Copy the records below exactly, leaving out every picture.

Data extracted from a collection
* * * *

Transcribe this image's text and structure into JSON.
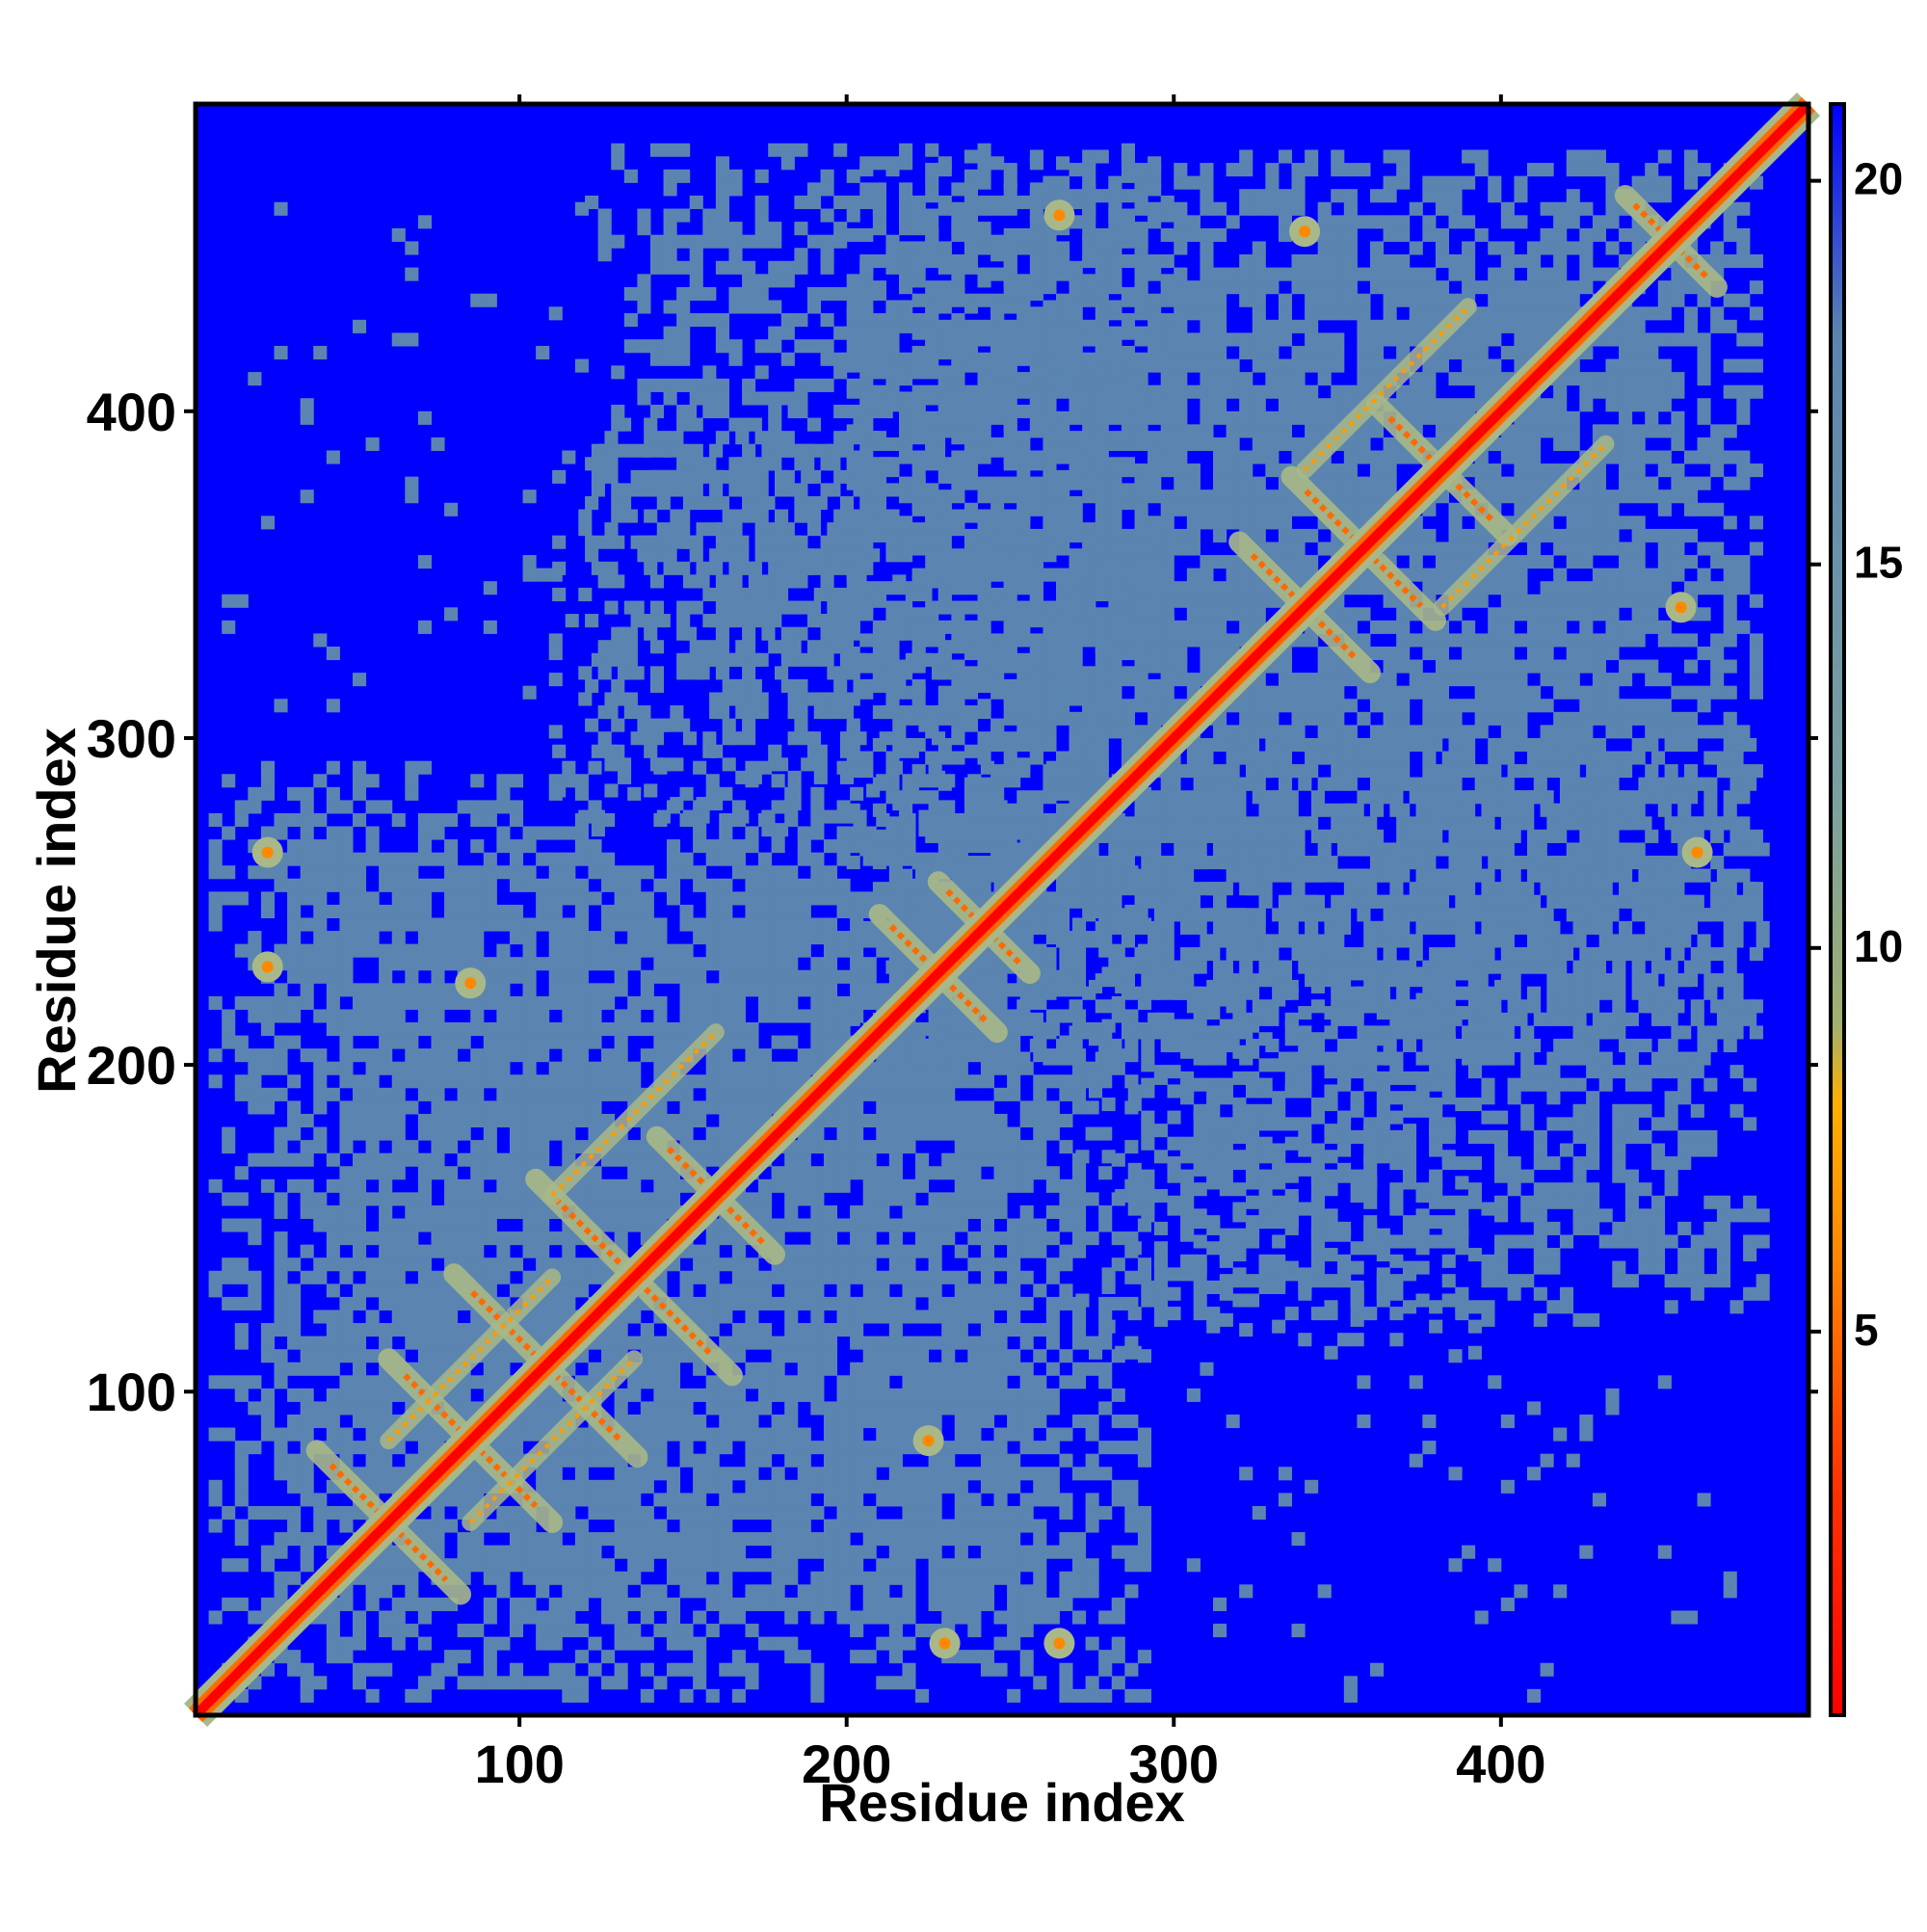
{
  "chart_data": {
    "type": "heatmap",
    "title": "",
    "xlabel": "Residue index",
    "ylabel": "Residue index",
    "xlim": [
      1,
      494
    ],
    "ylim": [
      1,
      494
    ],
    "x_ticks": [
      100,
      200,
      300,
      400
    ],
    "y_ticks": [
      100,
      200,
      300,
      400
    ],
    "colorbar": {
      "min": 0,
      "max": 21,
      "ticks": [
        5,
        10,
        15,
        20
      ],
      "stops": [
        {
          "value": 0,
          "color": "#ff0000"
        },
        {
          "value": 3,
          "color": "#ff3300"
        },
        {
          "value": 6,
          "color": "#ff8800"
        },
        {
          "value": 8,
          "color": "#ffb000"
        },
        {
          "value": 9,
          "color": "#a0b070"
        },
        {
          "value": 12,
          "color": "#7aa0a0"
        },
        {
          "value": 18,
          "color": "#5b85b0"
        },
        {
          "value": 21,
          "color": "#0000ff"
        }
      ]
    },
    "background_color": "#0000ff",
    "contact_color": "#5b85b0",
    "near_color": "#a8b888",
    "diagonal_color": "#ff0000",
    "contact_regions": [
      {
        "x": [
          5,
          290
        ],
        "y": [
          5,
          290
        ],
        "density": 0.85
      },
      {
        "x": [
          200,
          480
        ],
        "y": [
          200,
          480
        ],
        "density": 0.8
      },
      {
        "x": [
          120,
          300
        ],
        "y": [
          290,
          480
        ],
        "density": 0.55
      },
      {
        "x": [
          290,
          480
        ],
        "y": [
          120,
          300
        ],
        "density": 0.55
      },
      {
        "x": [
          110,
          230
        ],
        "y": [
          270,
          400
        ],
        "density": 0.35
      },
      {
        "x": [
          270,
          400
        ],
        "y": [
          110,
          230
        ],
        "density": 0.35
      },
      {
        "x": [
          300,
          470
        ],
        "y": [
          5,
          120
        ],
        "density": 0.05
      },
      {
        "x": [
          5,
          120
        ],
        "y": [
          300,
          470
        ],
        "density": 0.05
      }
    ],
    "antiparallel_strands": [
      {
        "center": 60,
        "half": 22
      },
      {
        "center": 85,
        "half": 25
      },
      {
        "center": 108,
        "half": 28
      },
      {
        "center": 135,
        "half": 30
      },
      {
        "center": 160,
        "half": 18
      },
      {
        "center": 228,
        "half": 18
      },
      {
        "center": 242,
        "half": 14
      },
      {
        "center": 340,
        "half": 20
      },
      {
        "center": 358,
        "half": 22
      },
      {
        "center": 382,
        "half": 20
      },
      {
        "center": 452,
        "half": 14
      }
    ],
    "parallel_strands": [
      {
        "dx": 25,
        "x": [
          60,
          110
        ]
      },
      {
        "dx": -25,
        "x": [
          85,
          135
        ]
      },
      {
        "dx": 50,
        "x": [
          110,
          160
        ]
      },
      {
        "dx": 42,
        "x": [
          340,
          390
        ]
      },
      {
        "dx": -42,
        "x": [
          382,
          432
        ]
      }
    ],
    "contact_spots": [
      {
        "x": 23,
        "y": 265
      },
      {
        "x": 23,
        "y": 230
      },
      {
        "x": 265,
        "y": 23
      },
      {
        "x": 230,
        "y": 23
      },
      {
        "x": 85,
        "y": 225
      },
      {
        "x": 225,
        "y": 85
      },
      {
        "x": 265,
        "y": 460
      },
      {
        "x": 460,
        "y": 265
      },
      {
        "x": 340,
        "y": 455
      },
      {
        "x": 455,
        "y": 340
      }
    ]
  }
}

* * * *

**Solution to this task**
Transcribe this image's text and structure into JSON.
{
  "chart_data": {
    "type": "heatmap",
    "title": "",
    "xlabel": "Residue index",
    "ylabel": "Residue index",
    "xlim": [
      1,
      494
    ],
    "ylim": [
      1,
      494
    ],
    "x_ticks": [
      100,
      200,
      300,
      400
    ],
    "y_ticks": [
      100,
      200,
      300,
      400
    ],
    "colorbar": {
      "min": 0,
      "max": 21,
      "ticks": [
        5,
        10,
        15,
        20
      ],
      "stops": [
        {
          "value": 0,
          "color": "#ff0000"
        },
        {
          "value": 3,
          "color": "#ff3300"
        },
        {
          "value": 6,
          "color": "#ff8800"
        },
        {
          "value": 8,
          "color": "#ffb000"
        },
        {
          "value": 9,
          "color": "#a0b070"
        },
        {
          "value": 12,
          "color": "#7aa0a0"
        },
        {
          "value": 18,
          "color": "#5b85b0"
        },
        {
          "value": 21,
          "color": "#0000ff"
        }
      ]
    },
    "background_color": "#0000ff",
    "contact_color": "#5b85b0",
    "near_color": "#a8b888",
    "diagonal_color": "#ff0000",
    "contact_regions": [
      {
        "x": [
          5,
          290
        ],
        "y": [
          5,
          290
        ],
        "density": 0.85
      },
      {
        "x": [
          200,
          480
        ],
        "y": [
          200,
          480
        ],
        "density": 0.8
      },
      {
        "x": [
          120,
          300
        ],
        "y": [
          290,
          480
        ],
        "density": 0.55
      },
      {
        "x": [
          290,
          480
        ],
        "y": [
          120,
          300
        ],
        "density": 0.55
      },
      {
        "x": [
          110,
          230
        ],
        "y": [
          270,
          400
        ],
        "density": 0.35
      },
      {
        "x": [
          270,
          400
        ],
        "y": [
          110,
          230
        ],
        "density": 0.35
      },
      {
        "x": [
          300,
          470
        ],
        "y": [
          5,
          120
        ],
        "density": 0.05
      },
      {
        "x": [
          5,
          120
        ],
        "y": [
          300,
          470
        ],
        "density": 0.05
      }
    ],
    "antiparallel_strands": [
      {
        "center": 60,
        "half": 22
      },
      {
        "center": 85,
        "half": 25
      },
      {
        "center": 108,
        "half": 28
      },
      {
        "center": 135,
        "half": 30
      },
      {
        "center": 160,
        "half": 18
      },
      {
        "center": 228,
        "half": 18
      },
      {
        "center": 242,
        "half": 14
      },
      {
        "center": 340,
        "half": 20
      },
      {
        "center": 358,
        "half": 22
      },
      {
        "center": 382,
        "half": 20
      },
      {
        "center": 452,
        "half": 14
      }
    ],
    "parallel_strands": [
      {
        "dx": 25,
        "x": [
          60,
          110
        ]
      },
      {
        "dx": -25,
        "x": [
          85,
          135
        ]
      },
      {
        "dx": 50,
        "x": [
          110,
          160
        ]
      },
      {
        "dx": 42,
        "x": [
          340,
          390
        ]
      },
      {
        "dx": -42,
        "x": [
          382,
          432
        ]
      }
    ],
    "contact_spots": [
      {
        "x": 23,
        "y": 265
      },
      {
        "x": 23,
        "y": 230
      },
      {
        "x": 265,
        "y": 23
      },
      {
        "x": 230,
        "y": 23
      },
      {
        "x": 85,
        "y": 225
      },
      {
        "x": 225,
        "y": 85
      },
      {
        "x": 265,
        "y": 460
      },
      {
        "x": 460,
        "y": 265
      },
      {
        "x": 340,
        "y": 455
      },
      {
        "x": 455,
        "y": 340
      }
    ]
  }
}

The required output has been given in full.